* Exercise requirements
Your task is to transcribe all of the data below exactly, omitting the images.

(Extracted data entries)

◇ ◇ ◇ ◇ ◇ ◇ ◇

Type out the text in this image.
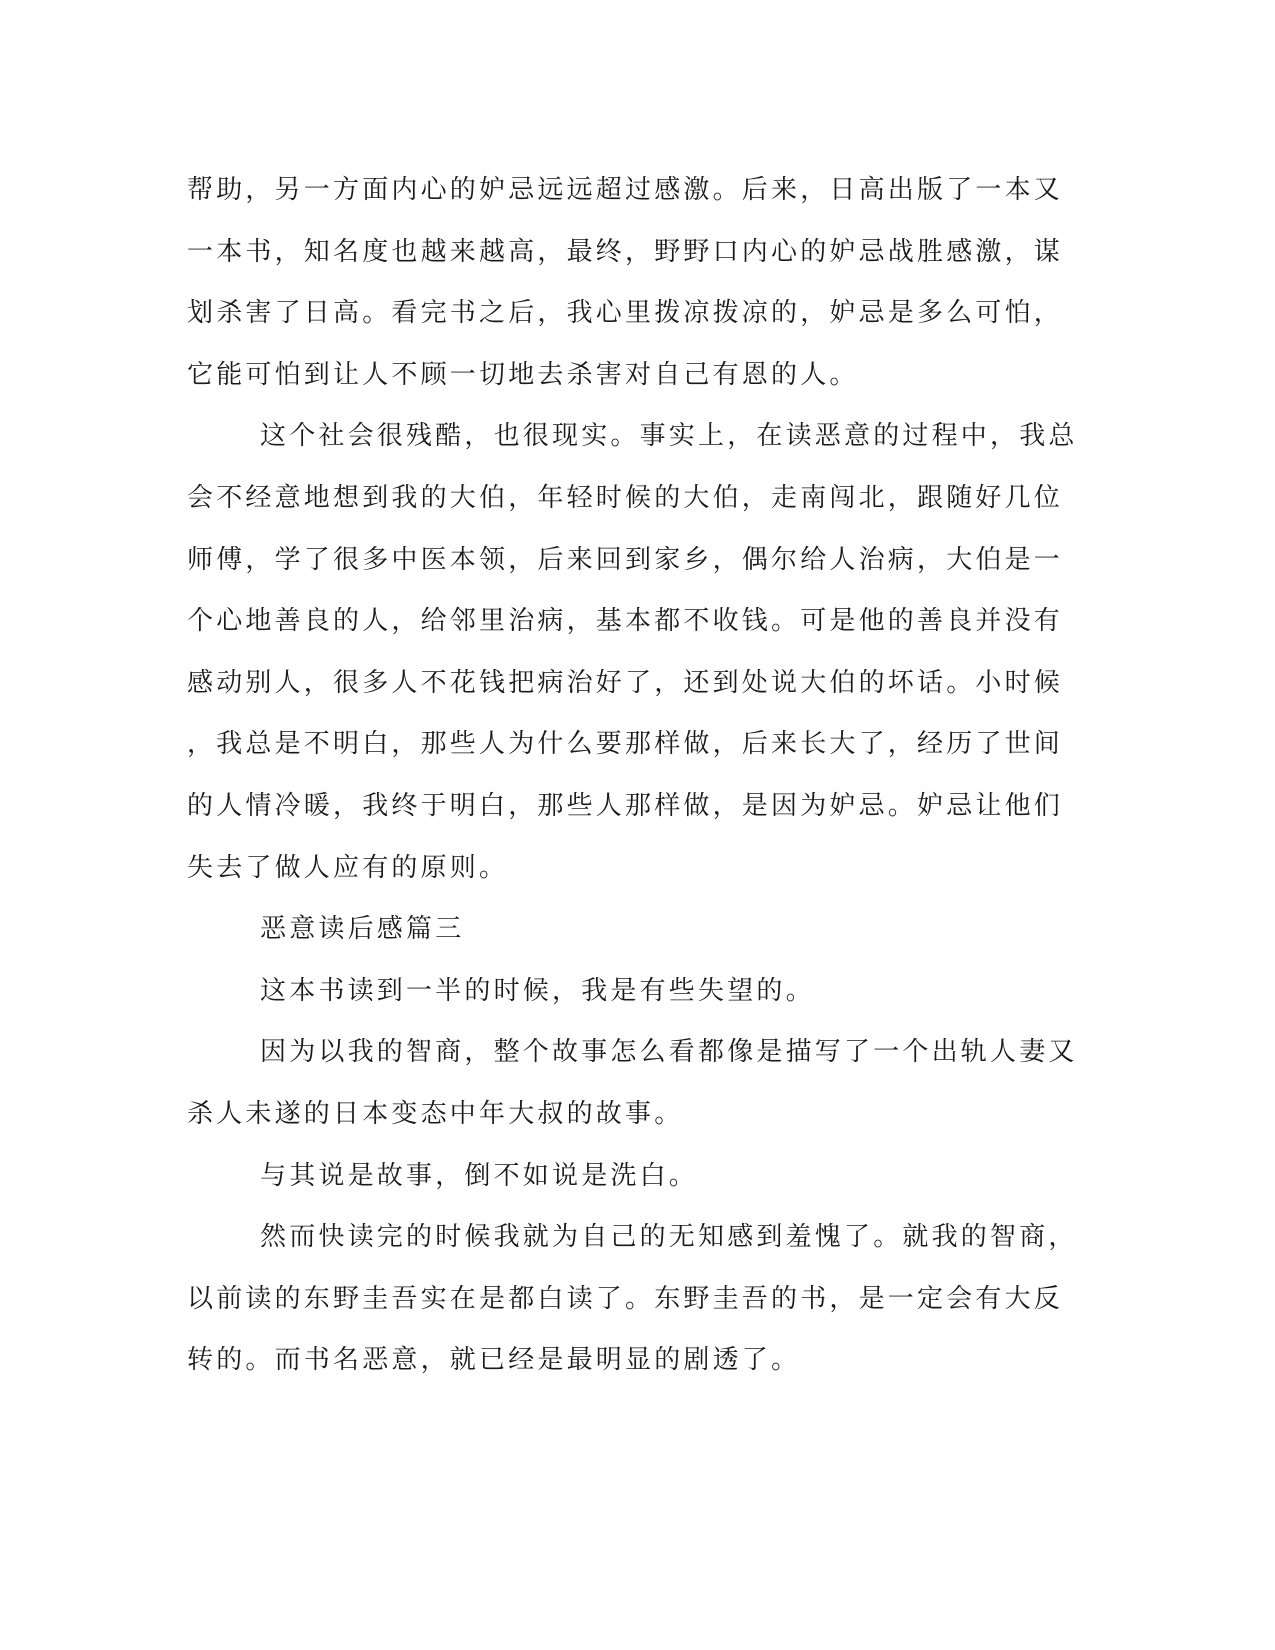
帮助，另一方面内心的妒忌远远超过感激。后来，日高出版了一本又
一本书，知名度也越来越高，最终，野野口内心的妒忌战胜感激，谋
划杀害了日高。看完书之后，我心里拨凉拨凉的，妒忌是多么可怕，
它能可怕到让人不顾一切地去杀害对自己有恩的人。
这个社会很残酷，也很现实。事实上，在读恶意的过程中，我总
会不经意地想到我的大伯，年轻时候的大伯，走南闯北，跟随好几位
师傅，学了很多中医本领，后来回到家乡，偶尔给人治病，大伯是一
个心地善良的人，给邻里治病，基本都不收钱。可是他的善良并没有
感动别人，很多人不花钱把病治好了，还到处说大伯的坏话。小时候
，我总是不明白，那些人为什么要那样做，后来长大了，经历了世间
的人情冷暖，我终于明白，那些人那样做，是因为妒忌。妒忌让他们
失去了做人应有的原则。
恶意读后感篇三
这本书读到一半的时候，我是有些失望的。
因为以我的智商，整个故事怎么看都像是描写了一个出轨人妻又
杀人未遂的日本变态中年大叔的故事。
与其说是故事，倒不如说是洗白。
然而快读完的时候我就为自己的无知感到羞愧了。就我的智商，
以前读的东野圭吾实在是都白读了。东野圭吾的书，是一定会有大反
转的。而书名恶意，就已经是最明显的剧透了。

◇ ◇ ◇ ◇ ◇ ◇ ◇

* Right answer
Type out the text in this image.
帮助，另一方面内心的妒忌远远超过感激。后来，日高出版了一本又
一本书，知名度也越来越高，最终，野野口内心的妒忌战胜感激，谋
划杀害了日高。看完书之后，我心里拨凉拨凉的，妒忌是多么可怕，
它能可怕到让人不顾一切地去杀害对自己有恩的人。
这个社会很残酷，也很现实。事实上，在读恶意的过程中，我总
会不经意地想到我的大伯，年轻时候的大伯，走南闯北，跟随好几位
师傅，学了很多中医本领，后来回到家乡，偶尔给人治病，大伯是一
个心地善良的人，给邻里治病，基本都不收钱。可是他的善良并没有
感动别人，很多人不花钱把病治好了，还到处说大伯的坏话。小时候
，我总是不明白，那些人为什么要那样做，后来长大了，经历了世间
的人情冷暖，我终于明白，那些人那样做，是因为妒忌。妒忌让他们
失去了做人应有的原则。
恶意读后感篇三
这本书读到一半的时候，我是有些失望的。
因为以我的智商，整个故事怎么看都像是描写了一个出轨人妻又
杀人未遂的日本变态中年大叔的故事。
与其说是故事，倒不如说是洗白。
然而快读完的时候我就为自己的无知感到羞愧了。就我的智商，
以前读的东野圭吾实在是都白读了。东野圭吾的书，是一定会有大反
转的。而书名恶意，就已经是最明显的剧透了。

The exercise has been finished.